— start —

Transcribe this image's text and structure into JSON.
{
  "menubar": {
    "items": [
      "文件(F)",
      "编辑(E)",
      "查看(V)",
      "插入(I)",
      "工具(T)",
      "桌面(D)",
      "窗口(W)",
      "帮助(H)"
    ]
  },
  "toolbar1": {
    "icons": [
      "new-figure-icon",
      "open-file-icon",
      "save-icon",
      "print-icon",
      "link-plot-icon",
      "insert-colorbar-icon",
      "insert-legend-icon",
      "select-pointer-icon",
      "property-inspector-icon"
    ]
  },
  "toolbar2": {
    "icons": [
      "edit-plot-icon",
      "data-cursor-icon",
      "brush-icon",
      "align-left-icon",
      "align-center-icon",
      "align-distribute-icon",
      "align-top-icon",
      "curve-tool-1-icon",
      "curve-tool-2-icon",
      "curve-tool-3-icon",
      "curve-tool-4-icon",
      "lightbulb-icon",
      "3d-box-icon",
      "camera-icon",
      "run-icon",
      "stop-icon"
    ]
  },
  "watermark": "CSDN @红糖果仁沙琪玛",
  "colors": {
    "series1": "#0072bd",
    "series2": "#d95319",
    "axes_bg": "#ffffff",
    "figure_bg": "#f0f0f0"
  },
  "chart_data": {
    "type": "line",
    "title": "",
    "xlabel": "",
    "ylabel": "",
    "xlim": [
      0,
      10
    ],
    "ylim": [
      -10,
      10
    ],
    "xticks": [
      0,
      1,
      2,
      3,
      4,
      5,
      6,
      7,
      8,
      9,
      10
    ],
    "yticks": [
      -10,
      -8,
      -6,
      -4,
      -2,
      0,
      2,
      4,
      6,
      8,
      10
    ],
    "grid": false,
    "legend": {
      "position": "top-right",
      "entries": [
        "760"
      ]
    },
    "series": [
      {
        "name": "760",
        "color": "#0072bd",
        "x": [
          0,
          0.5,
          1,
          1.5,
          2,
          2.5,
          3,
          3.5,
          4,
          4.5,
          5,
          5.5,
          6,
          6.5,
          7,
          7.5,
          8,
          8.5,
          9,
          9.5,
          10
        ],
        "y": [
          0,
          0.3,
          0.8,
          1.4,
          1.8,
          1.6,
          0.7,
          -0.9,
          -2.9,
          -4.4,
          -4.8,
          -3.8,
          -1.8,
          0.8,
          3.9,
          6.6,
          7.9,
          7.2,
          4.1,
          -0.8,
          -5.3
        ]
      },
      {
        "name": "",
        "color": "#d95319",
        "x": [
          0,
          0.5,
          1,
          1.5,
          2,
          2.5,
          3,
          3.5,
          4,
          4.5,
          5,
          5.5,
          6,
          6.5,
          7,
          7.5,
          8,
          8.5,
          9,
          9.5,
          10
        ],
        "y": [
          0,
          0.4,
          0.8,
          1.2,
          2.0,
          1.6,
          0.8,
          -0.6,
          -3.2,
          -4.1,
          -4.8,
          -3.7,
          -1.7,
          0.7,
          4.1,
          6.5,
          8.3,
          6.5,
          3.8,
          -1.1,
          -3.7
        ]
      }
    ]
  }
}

— end —

THE TASK: In the lines above, locate the string "insert". Copy every line where it occurs.

PROBLEM SOLUTION:
      "insert-colorbar-icon",
      "insert-legend-icon",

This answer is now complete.